What you will do: From the entries below, gather every line containing the string "tracks".
>> Begin
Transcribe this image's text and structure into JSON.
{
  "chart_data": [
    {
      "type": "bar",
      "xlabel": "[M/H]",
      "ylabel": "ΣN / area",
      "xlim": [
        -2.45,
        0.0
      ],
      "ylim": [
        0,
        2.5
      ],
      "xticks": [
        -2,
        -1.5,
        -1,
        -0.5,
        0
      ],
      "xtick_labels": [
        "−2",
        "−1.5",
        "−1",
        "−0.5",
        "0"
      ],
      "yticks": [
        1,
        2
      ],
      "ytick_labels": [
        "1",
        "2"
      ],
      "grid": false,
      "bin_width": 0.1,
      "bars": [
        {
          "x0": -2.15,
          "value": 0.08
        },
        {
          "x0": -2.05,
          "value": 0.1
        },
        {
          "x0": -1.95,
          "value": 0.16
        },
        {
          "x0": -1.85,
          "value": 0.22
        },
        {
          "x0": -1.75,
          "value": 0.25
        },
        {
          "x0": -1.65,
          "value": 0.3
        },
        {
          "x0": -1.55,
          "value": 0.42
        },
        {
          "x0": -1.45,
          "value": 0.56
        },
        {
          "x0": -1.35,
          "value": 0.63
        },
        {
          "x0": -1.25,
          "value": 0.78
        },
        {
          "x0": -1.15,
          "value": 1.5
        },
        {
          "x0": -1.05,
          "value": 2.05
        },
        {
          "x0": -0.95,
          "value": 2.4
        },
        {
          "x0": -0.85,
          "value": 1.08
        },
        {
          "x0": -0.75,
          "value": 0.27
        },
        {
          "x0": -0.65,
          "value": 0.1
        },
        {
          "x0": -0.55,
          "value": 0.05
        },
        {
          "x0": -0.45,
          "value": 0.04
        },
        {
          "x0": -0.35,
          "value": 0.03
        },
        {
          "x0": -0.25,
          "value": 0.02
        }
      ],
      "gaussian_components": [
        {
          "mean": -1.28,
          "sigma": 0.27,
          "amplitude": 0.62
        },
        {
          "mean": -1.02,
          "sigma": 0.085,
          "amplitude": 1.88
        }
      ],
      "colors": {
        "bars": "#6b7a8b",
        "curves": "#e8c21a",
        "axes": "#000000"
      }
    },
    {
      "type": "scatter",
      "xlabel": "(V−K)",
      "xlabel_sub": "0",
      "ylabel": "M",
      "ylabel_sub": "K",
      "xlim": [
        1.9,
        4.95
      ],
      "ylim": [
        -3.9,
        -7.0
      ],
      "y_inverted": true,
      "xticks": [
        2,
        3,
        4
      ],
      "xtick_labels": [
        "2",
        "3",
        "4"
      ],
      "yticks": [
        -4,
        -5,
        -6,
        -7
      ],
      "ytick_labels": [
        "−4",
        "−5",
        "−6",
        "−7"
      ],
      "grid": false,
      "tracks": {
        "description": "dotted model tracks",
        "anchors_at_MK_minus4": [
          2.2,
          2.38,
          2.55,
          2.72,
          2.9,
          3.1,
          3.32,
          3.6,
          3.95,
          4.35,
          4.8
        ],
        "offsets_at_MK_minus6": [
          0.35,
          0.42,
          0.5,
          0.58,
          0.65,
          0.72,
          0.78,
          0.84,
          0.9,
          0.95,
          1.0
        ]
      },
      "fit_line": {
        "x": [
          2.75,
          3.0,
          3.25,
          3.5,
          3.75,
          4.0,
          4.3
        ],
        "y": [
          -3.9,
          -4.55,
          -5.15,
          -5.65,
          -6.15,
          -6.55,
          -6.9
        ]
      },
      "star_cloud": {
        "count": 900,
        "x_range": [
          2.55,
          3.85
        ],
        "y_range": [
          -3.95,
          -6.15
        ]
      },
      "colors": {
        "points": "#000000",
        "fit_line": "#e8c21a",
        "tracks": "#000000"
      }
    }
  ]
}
>> End
Task solution:
      "tracks": {
        "description": "dotted model tracks",
        "tracks": "#000000"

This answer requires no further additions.